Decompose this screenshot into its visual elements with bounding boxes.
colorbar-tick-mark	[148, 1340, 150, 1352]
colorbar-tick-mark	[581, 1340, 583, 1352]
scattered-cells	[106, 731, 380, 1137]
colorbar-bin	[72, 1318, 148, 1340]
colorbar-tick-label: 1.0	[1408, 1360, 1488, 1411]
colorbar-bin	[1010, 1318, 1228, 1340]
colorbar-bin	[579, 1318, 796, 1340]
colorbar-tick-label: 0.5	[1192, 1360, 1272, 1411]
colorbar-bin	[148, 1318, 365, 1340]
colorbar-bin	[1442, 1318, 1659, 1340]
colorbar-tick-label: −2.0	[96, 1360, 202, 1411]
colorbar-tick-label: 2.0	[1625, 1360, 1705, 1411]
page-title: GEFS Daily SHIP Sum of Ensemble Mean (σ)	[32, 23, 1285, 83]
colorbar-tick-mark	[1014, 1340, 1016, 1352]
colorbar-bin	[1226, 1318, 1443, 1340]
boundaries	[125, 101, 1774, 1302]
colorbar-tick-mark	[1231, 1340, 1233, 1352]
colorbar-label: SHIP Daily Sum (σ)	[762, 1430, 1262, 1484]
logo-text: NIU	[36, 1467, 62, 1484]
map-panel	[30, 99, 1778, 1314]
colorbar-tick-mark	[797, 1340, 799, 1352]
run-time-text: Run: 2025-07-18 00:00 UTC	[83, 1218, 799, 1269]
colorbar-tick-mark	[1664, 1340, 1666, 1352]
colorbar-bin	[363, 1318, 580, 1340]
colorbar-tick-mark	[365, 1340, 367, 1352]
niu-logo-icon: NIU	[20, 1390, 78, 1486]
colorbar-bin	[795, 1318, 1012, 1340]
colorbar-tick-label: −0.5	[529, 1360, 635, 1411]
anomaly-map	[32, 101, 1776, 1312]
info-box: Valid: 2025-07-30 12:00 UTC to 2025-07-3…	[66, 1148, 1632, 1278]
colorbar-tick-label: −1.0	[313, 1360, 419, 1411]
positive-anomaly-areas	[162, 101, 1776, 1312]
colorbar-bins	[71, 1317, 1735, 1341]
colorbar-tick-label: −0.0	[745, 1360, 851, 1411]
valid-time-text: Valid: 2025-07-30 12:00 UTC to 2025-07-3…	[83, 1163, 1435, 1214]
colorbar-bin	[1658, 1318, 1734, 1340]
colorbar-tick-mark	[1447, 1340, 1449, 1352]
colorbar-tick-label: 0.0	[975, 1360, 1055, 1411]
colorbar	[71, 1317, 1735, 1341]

|---|

**Directive**
Reproduce every line of the material above with no changes.

**The result**
Decompose this screenshot into its visual elements with bounding boxes.
colorbar-tick-mark	[148, 1340, 150, 1352]
colorbar-tick-mark	[581, 1340, 583, 1352]
scattered-cells	[106, 731, 380, 1137]
colorbar-bin	[72, 1318, 148, 1340]
colorbar-tick-label: 1.0	[1408, 1360, 1488, 1411]
colorbar-bin	[1010, 1318, 1228, 1340]
colorbar-bin	[579, 1318, 796, 1340]
colorbar-tick-label: 0.5	[1192, 1360, 1272, 1411]
colorbar-bin	[148, 1318, 365, 1340]
colorbar-bin	[1442, 1318, 1659, 1340]
colorbar-tick-label: −2.0	[96, 1360, 202, 1411]
colorbar-tick-label: 2.0	[1625, 1360, 1705, 1411]
page-title: GEFS Daily SHIP Sum of Ensemble Mean (σ)	[32, 23, 1285, 83]
colorbar-tick-mark	[1014, 1340, 1016, 1352]
colorbar-bin	[1226, 1318, 1443, 1340]
boundaries	[125, 101, 1774, 1302]
colorbar-tick-mark	[1231, 1340, 1233, 1352]
colorbar-label: SHIP Daily Sum (σ)	[762, 1430, 1262, 1484]
logo-text: NIU	[36, 1467, 62, 1484]
map-panel	[30, 99, 1778, 1314]
colorbar-tick-mark	[797, 1340, 799, 1352]
run-time-text: Run: 2025-07-18 00:00 UTC	[83, 1218, 799, 1269]
colorbar-tick-mark	[1664, 1340, 1666, 1352]
colorbar-bin	[363, 1318, 580, 1340]
colorbar-tick-mark	[365, 1340, 367, 1352]
niu-logo-icon: NIU	[20, 1390, 78, 1486]
colorbar-bin	[795, 1318, 1012, 1340]
colorbar-tick-label: −0.5	[529, 1360, 635, 1411]
anomaly-map	[32, 101, 1776, 1312]
info-box: Valid: 2025-07-30 12:00 UTC to 2025-07-3…	[66, 1148, 1632, 1278]
colorbar-tick-label: −1.0	[313, 1360, 419, 1411]
positive-anomaly-areas	[162, 101, 1776, 1312]
colorbar-bins	[71, 1317, 1735, 1341]
colorbar-tick-label: −0.0	[745, 1360, 851, 1411]
valid-time-text: Valid: 2025-07-30 12:00 UTC to 2025-07-3…	[83, 1163, 1435, 1214]
colorbar-bin	[1658, 1318, 1734, 1340]
colorbar-tick-mark	[1447, 1340, 1449, 1352]
colorbar-tick-label: 0.0	[975, 1360, 1055, 1411]
colorbar	[71, 1317, 1735, 1341]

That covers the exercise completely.